Data items:
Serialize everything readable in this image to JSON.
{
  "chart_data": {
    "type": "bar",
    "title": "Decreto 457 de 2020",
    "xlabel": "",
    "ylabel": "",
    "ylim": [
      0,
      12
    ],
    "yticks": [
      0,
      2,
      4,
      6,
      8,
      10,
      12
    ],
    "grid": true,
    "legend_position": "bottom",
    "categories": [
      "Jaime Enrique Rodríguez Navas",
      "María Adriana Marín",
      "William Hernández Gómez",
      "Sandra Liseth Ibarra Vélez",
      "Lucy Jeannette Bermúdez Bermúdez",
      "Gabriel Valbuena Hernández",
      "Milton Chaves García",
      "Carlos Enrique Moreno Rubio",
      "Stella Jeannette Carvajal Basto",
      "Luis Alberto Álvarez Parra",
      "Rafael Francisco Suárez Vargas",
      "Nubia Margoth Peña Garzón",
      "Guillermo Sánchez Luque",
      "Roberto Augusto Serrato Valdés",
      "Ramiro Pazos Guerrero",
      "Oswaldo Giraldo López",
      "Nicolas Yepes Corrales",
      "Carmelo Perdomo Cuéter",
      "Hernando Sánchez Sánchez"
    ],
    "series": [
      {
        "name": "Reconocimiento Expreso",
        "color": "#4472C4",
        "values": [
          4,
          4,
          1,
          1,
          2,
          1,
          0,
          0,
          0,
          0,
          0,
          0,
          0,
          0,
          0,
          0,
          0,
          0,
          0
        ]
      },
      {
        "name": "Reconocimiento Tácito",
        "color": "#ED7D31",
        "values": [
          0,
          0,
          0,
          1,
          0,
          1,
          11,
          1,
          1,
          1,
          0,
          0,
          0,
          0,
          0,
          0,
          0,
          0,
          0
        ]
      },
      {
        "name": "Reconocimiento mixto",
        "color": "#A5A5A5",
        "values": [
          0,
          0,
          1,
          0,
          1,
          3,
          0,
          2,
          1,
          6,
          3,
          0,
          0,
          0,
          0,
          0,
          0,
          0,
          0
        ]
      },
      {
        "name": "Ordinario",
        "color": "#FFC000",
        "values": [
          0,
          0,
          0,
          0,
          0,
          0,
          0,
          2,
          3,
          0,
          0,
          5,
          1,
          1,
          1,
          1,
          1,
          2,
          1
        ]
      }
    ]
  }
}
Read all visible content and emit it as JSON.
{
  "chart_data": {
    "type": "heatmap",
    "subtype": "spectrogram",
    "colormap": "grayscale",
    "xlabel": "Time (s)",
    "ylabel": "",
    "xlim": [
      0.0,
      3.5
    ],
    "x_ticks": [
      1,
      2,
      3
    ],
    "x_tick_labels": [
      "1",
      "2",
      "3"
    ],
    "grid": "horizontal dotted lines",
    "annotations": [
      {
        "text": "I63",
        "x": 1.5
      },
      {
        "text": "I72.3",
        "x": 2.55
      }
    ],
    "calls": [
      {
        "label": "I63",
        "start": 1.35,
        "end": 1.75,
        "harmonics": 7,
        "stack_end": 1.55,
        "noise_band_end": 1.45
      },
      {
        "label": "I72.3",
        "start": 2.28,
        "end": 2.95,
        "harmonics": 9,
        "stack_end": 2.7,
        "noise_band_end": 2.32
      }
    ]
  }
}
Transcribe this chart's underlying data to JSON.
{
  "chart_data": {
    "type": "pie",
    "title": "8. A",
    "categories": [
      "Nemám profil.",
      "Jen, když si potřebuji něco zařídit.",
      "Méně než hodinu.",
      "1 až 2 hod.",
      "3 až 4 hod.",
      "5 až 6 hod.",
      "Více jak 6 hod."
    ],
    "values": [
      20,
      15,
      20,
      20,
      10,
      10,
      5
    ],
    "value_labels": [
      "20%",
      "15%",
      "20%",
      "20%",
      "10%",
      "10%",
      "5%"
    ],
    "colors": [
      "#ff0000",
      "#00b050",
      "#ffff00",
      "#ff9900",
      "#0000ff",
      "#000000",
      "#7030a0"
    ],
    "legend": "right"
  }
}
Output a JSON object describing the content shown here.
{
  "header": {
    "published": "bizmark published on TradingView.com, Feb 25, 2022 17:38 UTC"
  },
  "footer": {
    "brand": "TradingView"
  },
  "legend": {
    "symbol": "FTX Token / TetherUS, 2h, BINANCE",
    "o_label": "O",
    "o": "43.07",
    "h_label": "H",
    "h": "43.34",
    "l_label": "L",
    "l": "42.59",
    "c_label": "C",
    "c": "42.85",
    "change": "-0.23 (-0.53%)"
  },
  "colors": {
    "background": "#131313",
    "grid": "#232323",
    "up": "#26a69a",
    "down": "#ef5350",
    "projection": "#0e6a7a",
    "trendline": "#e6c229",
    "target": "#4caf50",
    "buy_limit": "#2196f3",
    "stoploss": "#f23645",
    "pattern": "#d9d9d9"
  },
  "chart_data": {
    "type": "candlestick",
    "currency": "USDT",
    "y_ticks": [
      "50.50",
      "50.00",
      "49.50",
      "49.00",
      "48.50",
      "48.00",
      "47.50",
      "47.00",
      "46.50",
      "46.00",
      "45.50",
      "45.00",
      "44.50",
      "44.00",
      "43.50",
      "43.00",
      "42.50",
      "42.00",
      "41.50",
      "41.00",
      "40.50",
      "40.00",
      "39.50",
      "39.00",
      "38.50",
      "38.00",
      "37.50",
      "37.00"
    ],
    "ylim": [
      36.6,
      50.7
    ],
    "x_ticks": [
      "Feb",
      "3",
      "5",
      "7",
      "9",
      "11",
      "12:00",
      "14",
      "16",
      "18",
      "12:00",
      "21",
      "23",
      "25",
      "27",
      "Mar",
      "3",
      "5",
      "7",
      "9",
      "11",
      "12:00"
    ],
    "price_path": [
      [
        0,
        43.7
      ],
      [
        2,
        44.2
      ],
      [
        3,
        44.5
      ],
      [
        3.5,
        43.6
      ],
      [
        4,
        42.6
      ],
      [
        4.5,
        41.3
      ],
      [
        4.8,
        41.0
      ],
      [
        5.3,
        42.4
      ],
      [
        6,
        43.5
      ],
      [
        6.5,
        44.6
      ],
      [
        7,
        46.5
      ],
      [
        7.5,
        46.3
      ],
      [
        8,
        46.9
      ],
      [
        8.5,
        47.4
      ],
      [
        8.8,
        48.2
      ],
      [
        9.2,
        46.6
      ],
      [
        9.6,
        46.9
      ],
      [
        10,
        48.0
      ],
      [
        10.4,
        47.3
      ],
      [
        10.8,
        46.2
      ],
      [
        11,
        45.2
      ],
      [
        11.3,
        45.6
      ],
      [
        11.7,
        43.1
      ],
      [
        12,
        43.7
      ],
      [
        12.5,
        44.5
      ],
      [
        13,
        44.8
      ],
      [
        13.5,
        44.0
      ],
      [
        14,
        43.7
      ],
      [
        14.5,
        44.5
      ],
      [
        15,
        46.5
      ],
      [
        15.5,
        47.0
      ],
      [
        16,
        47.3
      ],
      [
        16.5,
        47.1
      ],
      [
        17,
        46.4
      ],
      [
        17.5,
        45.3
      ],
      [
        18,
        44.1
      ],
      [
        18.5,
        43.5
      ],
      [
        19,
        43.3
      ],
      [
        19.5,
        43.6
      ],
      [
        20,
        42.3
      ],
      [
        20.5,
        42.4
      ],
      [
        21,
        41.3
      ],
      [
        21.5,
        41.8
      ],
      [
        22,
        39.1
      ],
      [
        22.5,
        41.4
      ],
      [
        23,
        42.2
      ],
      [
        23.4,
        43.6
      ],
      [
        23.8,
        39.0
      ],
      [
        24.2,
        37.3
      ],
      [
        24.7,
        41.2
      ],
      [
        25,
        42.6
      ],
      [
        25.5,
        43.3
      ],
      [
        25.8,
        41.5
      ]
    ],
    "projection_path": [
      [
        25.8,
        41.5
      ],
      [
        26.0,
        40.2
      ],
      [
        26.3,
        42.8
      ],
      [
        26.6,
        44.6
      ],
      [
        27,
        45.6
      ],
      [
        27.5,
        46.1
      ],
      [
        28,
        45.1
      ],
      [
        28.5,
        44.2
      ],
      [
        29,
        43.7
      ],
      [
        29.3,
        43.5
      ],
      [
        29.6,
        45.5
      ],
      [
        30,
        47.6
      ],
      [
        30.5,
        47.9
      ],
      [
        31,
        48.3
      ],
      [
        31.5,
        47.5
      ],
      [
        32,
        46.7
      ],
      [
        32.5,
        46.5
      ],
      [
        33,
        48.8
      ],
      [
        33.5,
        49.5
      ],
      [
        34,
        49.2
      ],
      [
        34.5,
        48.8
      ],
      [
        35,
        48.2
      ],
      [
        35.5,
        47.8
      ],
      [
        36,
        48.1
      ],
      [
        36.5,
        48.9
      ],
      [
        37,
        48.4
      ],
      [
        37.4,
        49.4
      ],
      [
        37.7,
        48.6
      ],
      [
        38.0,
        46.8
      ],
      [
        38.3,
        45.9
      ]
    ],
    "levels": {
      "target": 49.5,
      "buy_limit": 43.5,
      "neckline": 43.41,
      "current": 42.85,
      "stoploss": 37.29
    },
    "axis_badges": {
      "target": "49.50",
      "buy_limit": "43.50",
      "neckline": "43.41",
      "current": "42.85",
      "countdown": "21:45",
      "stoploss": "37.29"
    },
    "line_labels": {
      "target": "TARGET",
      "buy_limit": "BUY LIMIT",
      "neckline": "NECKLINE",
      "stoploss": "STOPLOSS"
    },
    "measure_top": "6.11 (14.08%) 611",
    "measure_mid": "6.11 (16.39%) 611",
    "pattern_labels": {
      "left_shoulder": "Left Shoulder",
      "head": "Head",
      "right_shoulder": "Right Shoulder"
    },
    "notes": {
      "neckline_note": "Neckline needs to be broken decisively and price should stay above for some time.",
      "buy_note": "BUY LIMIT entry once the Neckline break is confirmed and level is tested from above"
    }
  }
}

#### [GOAL]
Where a line contains "JSON", copy that line.

#### [FULL ANSWER]
Serialize everything readable in this image to JSON.
Read all visible content and emit it as JSON.
Transcribe this chart's underlying data to JSON.
Output a JSON object describing the content shown here.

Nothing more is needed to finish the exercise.